Work to be completed:
Examine the records and identify each line that includes the string "ylabel". Copy those lines.

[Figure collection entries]
>>>
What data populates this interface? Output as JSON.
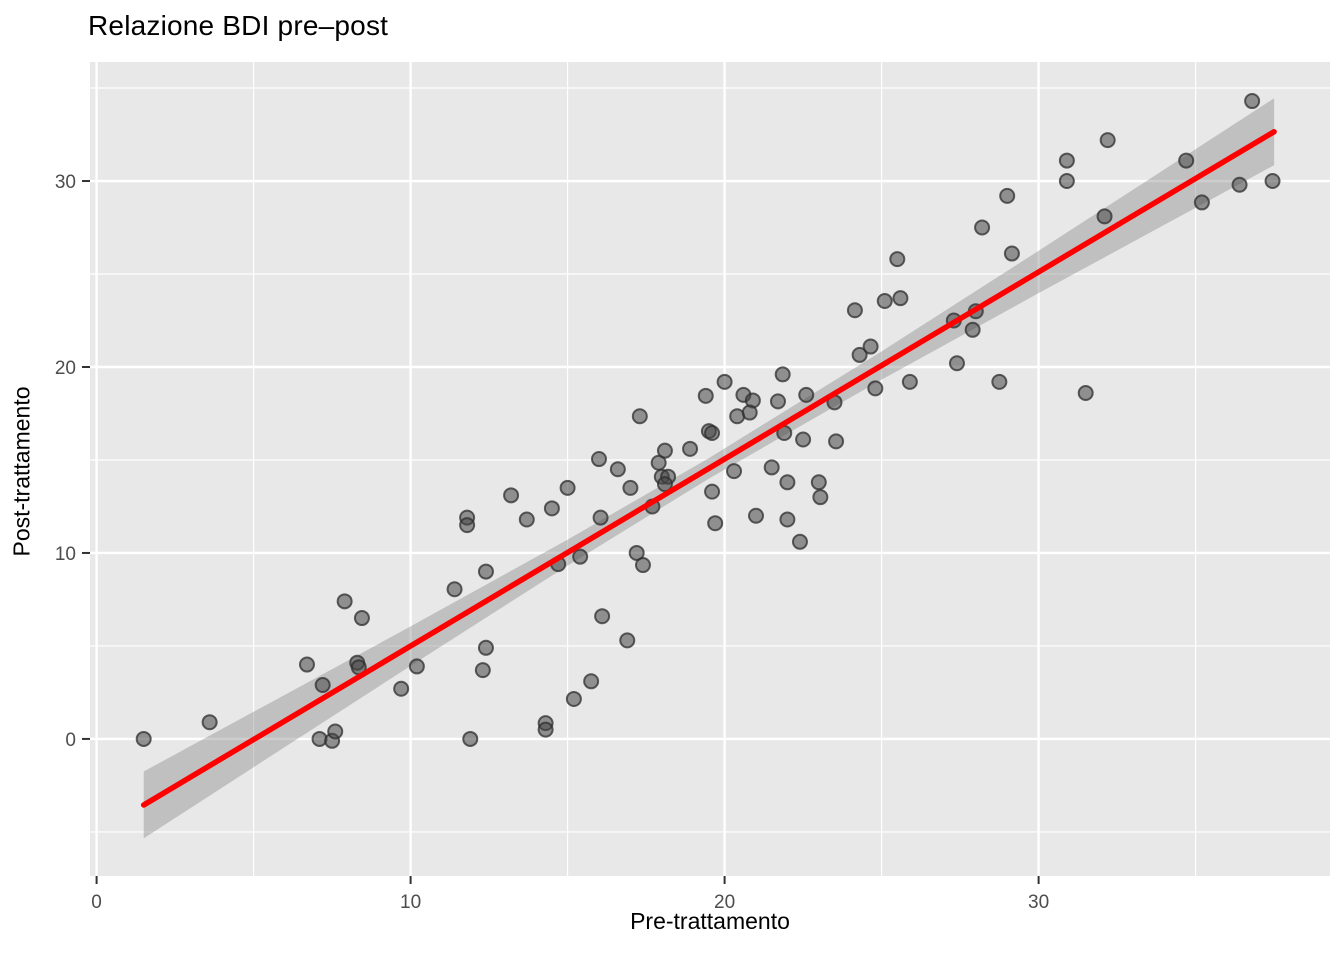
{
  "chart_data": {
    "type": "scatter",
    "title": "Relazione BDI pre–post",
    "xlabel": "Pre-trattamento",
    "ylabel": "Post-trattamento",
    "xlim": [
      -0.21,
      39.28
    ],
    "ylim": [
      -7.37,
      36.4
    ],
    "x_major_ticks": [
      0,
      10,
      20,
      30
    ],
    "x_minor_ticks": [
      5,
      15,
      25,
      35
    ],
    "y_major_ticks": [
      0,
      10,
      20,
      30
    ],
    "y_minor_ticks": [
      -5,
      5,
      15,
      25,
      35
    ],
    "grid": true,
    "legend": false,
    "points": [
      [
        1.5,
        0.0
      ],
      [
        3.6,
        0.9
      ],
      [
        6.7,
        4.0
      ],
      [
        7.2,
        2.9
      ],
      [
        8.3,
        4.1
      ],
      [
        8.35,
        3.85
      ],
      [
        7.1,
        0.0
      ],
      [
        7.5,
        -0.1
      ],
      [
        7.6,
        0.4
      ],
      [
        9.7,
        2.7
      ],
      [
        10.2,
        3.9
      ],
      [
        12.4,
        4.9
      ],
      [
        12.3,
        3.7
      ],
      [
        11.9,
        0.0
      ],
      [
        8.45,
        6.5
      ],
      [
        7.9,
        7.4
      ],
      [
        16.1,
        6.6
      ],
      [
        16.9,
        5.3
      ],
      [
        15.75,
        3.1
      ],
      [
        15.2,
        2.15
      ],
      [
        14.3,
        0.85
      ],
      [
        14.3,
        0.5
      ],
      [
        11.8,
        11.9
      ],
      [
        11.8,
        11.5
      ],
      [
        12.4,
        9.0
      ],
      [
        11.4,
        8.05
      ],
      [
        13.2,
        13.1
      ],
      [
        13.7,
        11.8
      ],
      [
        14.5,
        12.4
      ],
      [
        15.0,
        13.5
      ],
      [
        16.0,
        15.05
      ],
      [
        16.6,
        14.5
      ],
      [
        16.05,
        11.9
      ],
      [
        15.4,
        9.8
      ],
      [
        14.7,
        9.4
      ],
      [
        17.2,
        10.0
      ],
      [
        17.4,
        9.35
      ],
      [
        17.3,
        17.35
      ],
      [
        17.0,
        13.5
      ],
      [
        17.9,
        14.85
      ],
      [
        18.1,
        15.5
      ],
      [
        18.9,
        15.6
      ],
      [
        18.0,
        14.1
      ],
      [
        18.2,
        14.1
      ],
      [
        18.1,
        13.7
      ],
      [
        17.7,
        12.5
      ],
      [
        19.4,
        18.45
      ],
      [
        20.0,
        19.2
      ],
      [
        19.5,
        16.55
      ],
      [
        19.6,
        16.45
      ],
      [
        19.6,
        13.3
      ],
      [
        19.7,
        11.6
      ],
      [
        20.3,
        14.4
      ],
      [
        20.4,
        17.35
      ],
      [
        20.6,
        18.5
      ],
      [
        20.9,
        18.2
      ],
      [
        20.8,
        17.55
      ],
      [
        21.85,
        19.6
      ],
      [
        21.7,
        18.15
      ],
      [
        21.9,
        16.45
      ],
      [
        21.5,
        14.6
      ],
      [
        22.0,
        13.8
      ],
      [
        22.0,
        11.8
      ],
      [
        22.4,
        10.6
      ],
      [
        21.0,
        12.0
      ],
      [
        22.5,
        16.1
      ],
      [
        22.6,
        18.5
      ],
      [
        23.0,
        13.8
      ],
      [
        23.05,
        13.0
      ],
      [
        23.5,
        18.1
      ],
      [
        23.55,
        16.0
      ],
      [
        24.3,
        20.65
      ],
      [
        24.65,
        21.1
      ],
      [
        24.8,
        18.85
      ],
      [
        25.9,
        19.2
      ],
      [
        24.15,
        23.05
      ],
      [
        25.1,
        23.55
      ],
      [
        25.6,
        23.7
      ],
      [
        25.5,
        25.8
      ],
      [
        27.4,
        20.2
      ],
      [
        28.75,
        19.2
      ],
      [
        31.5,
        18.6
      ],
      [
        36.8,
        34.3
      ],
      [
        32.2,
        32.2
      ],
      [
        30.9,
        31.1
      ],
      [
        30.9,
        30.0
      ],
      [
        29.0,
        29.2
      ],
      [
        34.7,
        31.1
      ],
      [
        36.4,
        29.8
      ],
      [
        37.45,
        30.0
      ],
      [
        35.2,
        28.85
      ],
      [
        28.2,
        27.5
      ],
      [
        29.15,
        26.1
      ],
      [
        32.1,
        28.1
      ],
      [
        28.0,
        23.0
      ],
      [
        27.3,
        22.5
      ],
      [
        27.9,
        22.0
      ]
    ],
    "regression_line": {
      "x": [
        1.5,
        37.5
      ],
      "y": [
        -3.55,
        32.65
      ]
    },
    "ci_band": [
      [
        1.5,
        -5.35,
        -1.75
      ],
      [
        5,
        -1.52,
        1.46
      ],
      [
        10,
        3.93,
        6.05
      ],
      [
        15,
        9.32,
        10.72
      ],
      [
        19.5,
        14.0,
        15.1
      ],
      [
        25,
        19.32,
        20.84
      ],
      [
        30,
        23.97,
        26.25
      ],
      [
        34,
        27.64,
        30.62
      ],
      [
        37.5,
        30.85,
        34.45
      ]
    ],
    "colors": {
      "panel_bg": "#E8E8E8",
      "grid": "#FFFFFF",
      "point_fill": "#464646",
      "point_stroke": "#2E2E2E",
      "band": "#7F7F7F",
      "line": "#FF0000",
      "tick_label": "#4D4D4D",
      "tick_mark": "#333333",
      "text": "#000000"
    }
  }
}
<<<
>>>
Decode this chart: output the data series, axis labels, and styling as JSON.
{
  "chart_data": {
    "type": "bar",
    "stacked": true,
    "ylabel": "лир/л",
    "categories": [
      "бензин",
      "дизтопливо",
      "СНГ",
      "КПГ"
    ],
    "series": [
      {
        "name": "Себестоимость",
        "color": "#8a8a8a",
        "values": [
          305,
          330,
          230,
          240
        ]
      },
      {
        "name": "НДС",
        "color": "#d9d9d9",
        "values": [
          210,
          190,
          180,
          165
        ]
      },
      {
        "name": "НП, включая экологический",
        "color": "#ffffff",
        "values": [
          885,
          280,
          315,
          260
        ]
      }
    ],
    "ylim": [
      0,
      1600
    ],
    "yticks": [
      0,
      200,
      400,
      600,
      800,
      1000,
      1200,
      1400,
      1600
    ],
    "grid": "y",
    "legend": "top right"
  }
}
<<<
Output of the task:
    "ylabel": "Post-trattamento",
    "ylabel": "лир/л",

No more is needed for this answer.